- Short exercise -
Collect all lines from the records below that include the word "voorligger".
# # # # # # #
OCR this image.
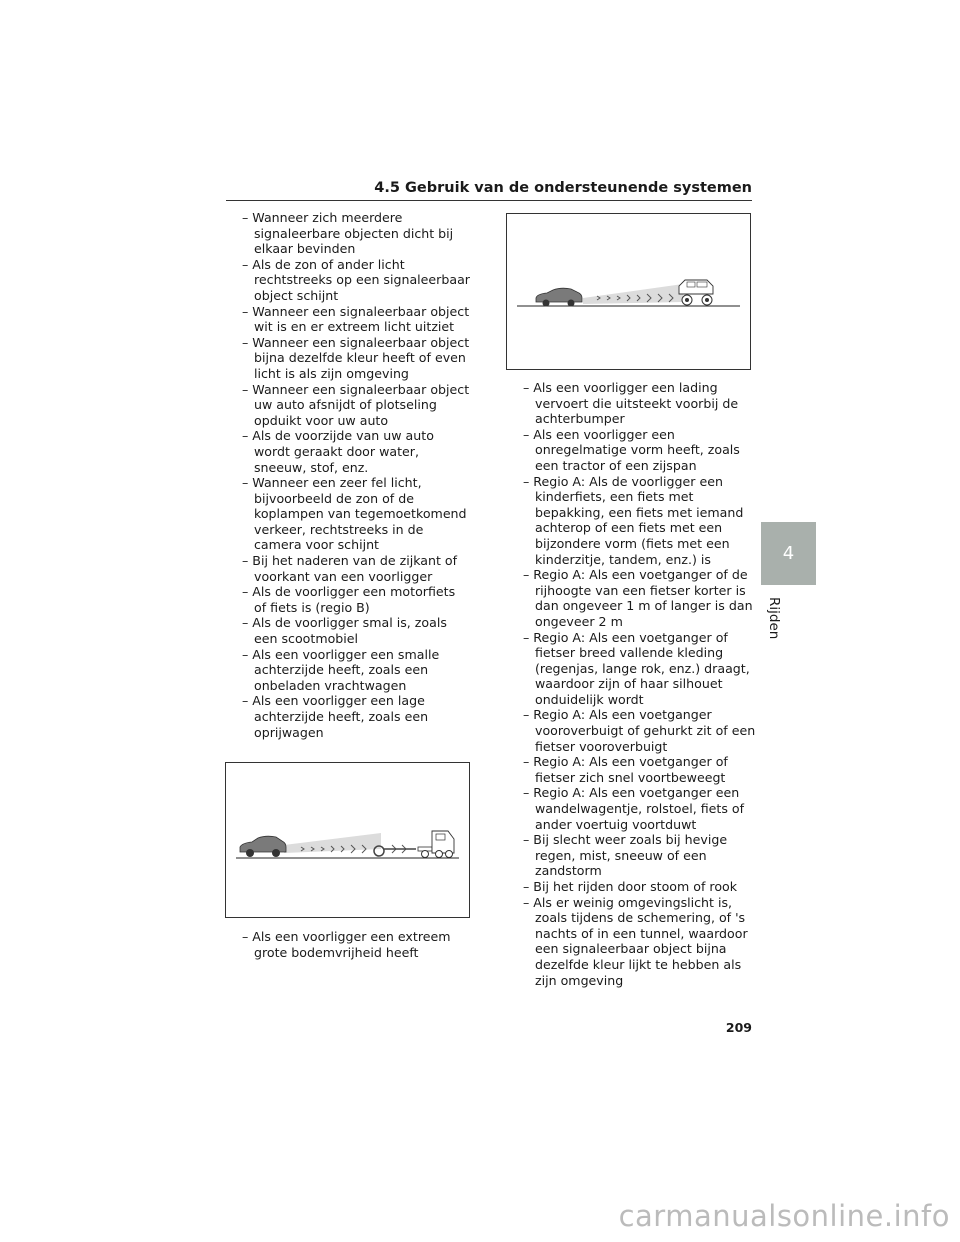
4.5 Gebruik van de ondersteunende systemen
– Wanneer zich meerdere signaleerbare objecten dicht bij elkaar bevinden
– Als de zon of ander licht rechtstreeks op een signaleerbaar object schijnt
– Wanneer een signaleerbaar object wit is en er extreem licht uitziet
– Wanneer een signaleerbaar object bijna dezelfde kleur heeft of even licht is als zijn omgeving
– Wanneer een signaleerbaar object uw auto afsnijdt of plotseling opduikt voor uw auto
– Als de voorzijde van uw auto wordt geraakt door water, sneeuw, stof, enz.
– Wanneer een zeer fel licht, bijvoorbeeld de zon of de koplampen van tegemoetkomend verkeer, rechtstreeks in de camera voor schijnt
– Bij het naderen van de zijkant of voorkant van een voorligger
– Als de voorligger een motorfiets of fiets is (regio B)
– Als de voorligger smal is, zoals een scootmobiel
– Als een voorligger een smalle achterzijde heeft, zoals een onbeladen vrachtwagen
– Als een voorligger een lage achterzijde heeft, zoals een oprijwagen
– Als een voorligger een extreem grote bodemvrijheid heeft
– Als een voorligger een lading vervoert die uitsteekt voorbij de achterbumper
– Als een voorligger een onregelmatige vorm heeft, zoals een tractor of een zijspan
– Regio A: Als de voorligger een kinderfiets, een fiets met bepakking, een fiets met iemand achterop of een fiets met een bijzondere vorm (fiets met een kinderzitje, tandem, enz.) is
– Regio A: Als een voetganger of de rijhoogte van een fietser korter is dan ongeveer 1 m of langer is dan ongeveer 2 m
– Regio A: Als een voetganger of fietser breed vallende kleding (regenjas, lange rok, enz.) draagt, waardoor zijn of haar silhouet onduidelijk wordt
– Regio A: Als een voetganger vooroverbuigt of gehurkt zit of een fietser vooroverbuigt
– Regio A: Als een voetganger of fietser zich snel voortbeweegt
– Regio A: Als een voetganger een wandelwagentje, rolstoel, fiets of ander voertuig voortduwt
– Bij slecht weer zoals bij hevige regen, mist, sneeuw of een zandstorm
– Bij het rijden door stoom of rook
– Als er weinig omgevingslicht is, zoals tijdens de schemering, of 's nachts of in een tunnel, waardoor een signaleerbaar object bijna dezelfde kleur lijkt te hebben als zijn omgeving
4
Rijden
209
carmanualsonline.info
# # # # # # #
- Solved exercise -
– Bij het naderen van de zijkant of voorkant van een voorligger
– Als de voorligger een motorfiets of fiets is (regio B)
– Als de voorligger smal is, zoals een scootmobiel
– Als een voorligger een smalle achterzijde heeft, zoals een onbeladen vrachtwagen
– Als een voorligger een lage achterzijde heeft, zoals een oprijwagen
– Als een voorligger een extreem grote bodemvrijheid heeft
– Als een voorligger een lading vervoert die uitsteekt voorbij de achterbumper
– Als een voorligger een onregelmatige vorm heeft, zoals een tractor of een zijspan
– Regio A: Als de voorligger een kinderfiets, een fiets met bepakking, een fiets met iemand achterop of een fiets met een bijzondere vorm (fiets met een kinderzitje, tandem, enz.) is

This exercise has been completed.